* START Exercise input *
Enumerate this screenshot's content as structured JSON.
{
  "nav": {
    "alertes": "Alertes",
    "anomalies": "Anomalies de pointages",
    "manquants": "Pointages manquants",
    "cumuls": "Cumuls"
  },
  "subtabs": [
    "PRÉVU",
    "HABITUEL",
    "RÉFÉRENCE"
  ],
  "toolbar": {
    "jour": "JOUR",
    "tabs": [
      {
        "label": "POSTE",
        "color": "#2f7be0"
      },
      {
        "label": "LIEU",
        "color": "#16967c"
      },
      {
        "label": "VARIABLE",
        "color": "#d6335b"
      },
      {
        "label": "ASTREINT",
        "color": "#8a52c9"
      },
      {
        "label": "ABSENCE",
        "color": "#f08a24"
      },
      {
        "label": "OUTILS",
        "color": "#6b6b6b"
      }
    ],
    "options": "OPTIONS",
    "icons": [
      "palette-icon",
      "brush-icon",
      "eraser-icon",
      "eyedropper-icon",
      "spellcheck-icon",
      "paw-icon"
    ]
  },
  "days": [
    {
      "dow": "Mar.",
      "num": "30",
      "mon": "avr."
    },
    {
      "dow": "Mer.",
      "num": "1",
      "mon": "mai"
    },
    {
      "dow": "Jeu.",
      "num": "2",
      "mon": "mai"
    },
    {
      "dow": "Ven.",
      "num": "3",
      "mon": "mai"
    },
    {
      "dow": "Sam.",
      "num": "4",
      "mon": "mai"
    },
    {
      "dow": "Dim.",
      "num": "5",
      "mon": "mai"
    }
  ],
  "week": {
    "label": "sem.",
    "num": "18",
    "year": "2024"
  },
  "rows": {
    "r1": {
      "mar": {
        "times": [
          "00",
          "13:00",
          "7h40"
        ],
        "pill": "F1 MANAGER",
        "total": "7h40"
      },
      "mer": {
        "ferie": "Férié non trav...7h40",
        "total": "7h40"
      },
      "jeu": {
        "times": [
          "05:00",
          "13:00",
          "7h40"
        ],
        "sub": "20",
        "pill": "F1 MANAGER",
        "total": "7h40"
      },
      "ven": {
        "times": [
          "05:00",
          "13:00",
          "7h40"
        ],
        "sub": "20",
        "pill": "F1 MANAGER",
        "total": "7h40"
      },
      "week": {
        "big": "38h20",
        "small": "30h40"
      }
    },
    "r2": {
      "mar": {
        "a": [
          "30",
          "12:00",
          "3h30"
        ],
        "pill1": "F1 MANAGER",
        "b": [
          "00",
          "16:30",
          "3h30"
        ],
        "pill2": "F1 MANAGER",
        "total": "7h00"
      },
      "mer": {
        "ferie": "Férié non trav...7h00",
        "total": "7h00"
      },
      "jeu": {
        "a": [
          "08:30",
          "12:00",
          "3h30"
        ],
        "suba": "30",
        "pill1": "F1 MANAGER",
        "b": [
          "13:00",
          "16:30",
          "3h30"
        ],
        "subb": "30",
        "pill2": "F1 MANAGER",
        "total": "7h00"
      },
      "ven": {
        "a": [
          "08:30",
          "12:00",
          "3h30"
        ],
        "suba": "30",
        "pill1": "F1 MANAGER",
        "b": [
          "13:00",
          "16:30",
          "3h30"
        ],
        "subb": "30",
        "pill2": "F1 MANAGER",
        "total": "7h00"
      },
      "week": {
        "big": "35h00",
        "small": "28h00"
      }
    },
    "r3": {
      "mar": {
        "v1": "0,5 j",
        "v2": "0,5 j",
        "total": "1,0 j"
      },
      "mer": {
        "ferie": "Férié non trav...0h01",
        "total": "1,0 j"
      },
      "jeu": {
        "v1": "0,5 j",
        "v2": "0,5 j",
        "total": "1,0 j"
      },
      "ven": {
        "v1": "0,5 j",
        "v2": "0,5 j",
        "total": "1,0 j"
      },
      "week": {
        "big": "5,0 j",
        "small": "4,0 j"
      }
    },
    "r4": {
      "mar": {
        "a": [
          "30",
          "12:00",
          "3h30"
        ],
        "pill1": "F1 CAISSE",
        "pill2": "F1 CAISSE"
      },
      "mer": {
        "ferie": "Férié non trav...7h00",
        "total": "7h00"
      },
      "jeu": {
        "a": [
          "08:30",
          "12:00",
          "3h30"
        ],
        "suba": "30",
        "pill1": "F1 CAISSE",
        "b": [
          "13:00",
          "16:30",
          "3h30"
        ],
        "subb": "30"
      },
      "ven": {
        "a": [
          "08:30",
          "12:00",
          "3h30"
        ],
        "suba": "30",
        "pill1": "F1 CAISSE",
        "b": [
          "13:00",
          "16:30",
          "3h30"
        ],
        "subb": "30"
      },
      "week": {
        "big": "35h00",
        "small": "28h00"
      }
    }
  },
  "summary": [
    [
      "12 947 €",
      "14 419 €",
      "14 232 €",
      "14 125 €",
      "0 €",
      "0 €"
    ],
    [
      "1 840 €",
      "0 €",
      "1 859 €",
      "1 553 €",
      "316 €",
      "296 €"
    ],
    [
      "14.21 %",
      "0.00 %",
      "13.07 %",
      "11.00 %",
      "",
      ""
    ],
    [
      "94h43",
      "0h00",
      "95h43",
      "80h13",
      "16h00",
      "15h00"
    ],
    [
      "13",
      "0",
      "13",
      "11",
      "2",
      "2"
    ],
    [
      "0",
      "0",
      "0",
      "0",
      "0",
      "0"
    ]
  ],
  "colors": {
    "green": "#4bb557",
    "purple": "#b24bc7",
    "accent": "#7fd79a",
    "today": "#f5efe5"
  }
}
* END Exercise input *
### What is needed
Using the listing above, please repeat every entry exactly.

### Reply to the task
Enumerate this screenshot's content as structured JSON.
{
  "nav": {
    "alertes": "Alertes",
    "anomalies": "Anomalies de pointages",
    "manquants": "Pointages manquants",
    "cumuls": "Cumuls"
  },
  "subtabs": [
    "PRÉVU",
    "HABITUEL",
    "RÉFÉRENCE"
  ],
  "toolbar": {
    "jour": "JOUR",
    "tabs": [
      {
        "label": "POSTE",
        "color": "#2f7be0"
      },
      {
        "label": "LIEU",
        "color": "#16967c"
      },
      {
        "label": "VARIABLE",
        "color": "#d6335b"
      },
      {
        "label": "ASTREINT",
        "color": "#8a52c9"
      },
      {
        "label": "ABSENCE",
        "color": "#f08a24"
      },
      {
        "label": "OUTILS",
        "color": "#6b6b6b"
      }
    ],
    "options": "OPTIONS",
    "icons": [
      "palette-icon",
      "brush-icon",
      "eraser-icon",
      "eyedropper-icon",
      "spellcheck-icon",
      "paw-icon"
    ]
  },
  "days": [
    {
      "dow": "Mar.",
      "num": "30",
      "mon": "avr."
    },
    {
      "dow": "Mer.",
      "num": "1",
      "mon": "mai"
    },
    {
      "dow": "Jeu.",
      "num": "2",
      "mon": "mai"
    },
    {
      "dow": "Ven.",
      "num": "3",
      "mon": "mai"
    },
    {
      "dow": "Sam.",
      "num": "4",
      "mon": "mai"
    },
    {
      "dow": "Dim.",
      "num": "5",
      "mon": "mai"
    }
  ],
  "week": {
    "label": "sem.",
    "num": "18",
    "year": "2024"
  },
  "rows": {
    "r1": {
      "mar": {
        "times": [
          "00",
          "13:00",
          "7h40"
        ],
        "pill": "F1 MANAGER",
        "total": "7h40"
      },
      "mer": {
        "ferie": "Férié non trav...7h40",
        "total": "7h40"
      },
      "jeu": {
        "times": [
          "05:00",
          "13:00",
          "7h40"
        ],
        "sub": "20",
        "pill": "F1 MANAGER",
        "total": "7h40"
      },
      "ven": {
        "times": [
          "05:00",
          "13:00",
          "7h40"
        ],
        "sub": "20",
        "pill": "F1 MANAGER",
        "total": "7h40"
      },
      "week": {
        "big": "38h20",
        "small": "30h40"
      }
    },
    "r2": {
      "mar": {
        "a": [
          "30",
          "12:00",
          "3h30"
        ],
        "pill1": "F1 MANAGER",
        "b": [
          "00",
          "16:30",
          "3h30"
        ],
        "pill2": "F1 MANAGER",
        "total": "7h00"
      },
      "mer": {
        "ferie": "Férié non trav...7h00",
        "total": "7h00"
      },
      "jeu": {
        "a": [
          "08:30",
          "12:00",
          "3h30"
        ],
        "suba": "30",
        "pill1": "F1 MANAGER",
        "b": [
          "13:00",
          "16:30",
          "3h30"
        ],
        "subb": "30",
        "pill2": "F1 MANAGER",
        "total": "7h00"
      },
      "ven": {
        "a": [
          "08:30",
          "12:00",
          "3h30"
        ],
        "suba": "30",
        "pill1": "F1 MANAGER",
        "b": [
          "13:00",
          "16:30",
          "3h30"
        ],
        "subb": "30",
        "pill2": "F1 MANAGER",
        "total": "7h00"
      },
      "week": {
        "big": "35h00",
        "small": "28h00"
      }
    },
    "r3": {
      "mar": {
        "v1": "0,5 j",
        "v2": "0,5 j",
        "total": "1,0 j"
      },
      "mer": {
        "ferie": "Férié non trav...0h01",
        "total": "1,0 j"
      },
      "jeu": {
        "v1": "0,5 j",
        "v2": "0,5 j",
        "total": "1,0 j"
      },
      "ven": {
        "v1": "0,5 j",
        "v2": "0,5 j",
        "total": "1,0 j"
      },
      "week": {
        "big": "5,0 j",
        "small": "4,0 j"
      }
    },
    "r4": {
      "mar": {
        "a": [
          "30",
          "12:00",
          "3h30"
        ],
        "pill1": "F1 CAISSE",
        "pill2": "F1 CAISSE"
      },
      "mer": {
        "ferie": "Férié non trav...7h00",
        "total": "7h00"
      },
      "jeu": {
        "a": [
          "08:30",
          "12:00",
          "3h30"
        ],
        "suba": "30",
        "pill1": "F1 CAISSE",
        "b": [
          "13:00",
          "16:30",
          "3h30"
        ],
        "subb": "30"
      },
      "ven": {
        "a": [
          "08:30",
          "12:00",
          "3h30"
        ],
        "suba": "30",
        "pill1": "F1 CAISSE",
        "b": [
          "13:00",
          "16:30",
          "3h30"
        ],
        "subb": "30"
      },
      "week": {
        "big": "35h00",
        "small": "28h00"
      }
    }
  },
  "summary": [
    [
      "12 947 €",
      "14 419 €",
      "14 232 €",
      "14 125 €",
      "0 €",
      "0 €"
    ],
    [
      "1 840 €",
      "0 €",
      "1 859 €",
      "1 553 €",
      "316 €",
      "296 €"
    ],
    [
      "14.21 %",
      "0.00 %",
      "13.07 %",
      "11.00 %",
      "",
      ""
    ],
    [
      "94h43",
      "0h00",
      "95h43",
      "80h13",
      "16h00",
      "15h00"
    ],
    [
      "13",
      "0",
      "13",
      "11",
      "2",
      "2"
    ],
    [
      "0",
      "0",
      "0",
      "0",
      "0",
      "0"
    ]
  ],
  "colors": {
    "green": "#4bb557",
    "purple": "#b24bc7",
    "accent": "#7fd79a",
    "today": "#f5efe5"
  }
}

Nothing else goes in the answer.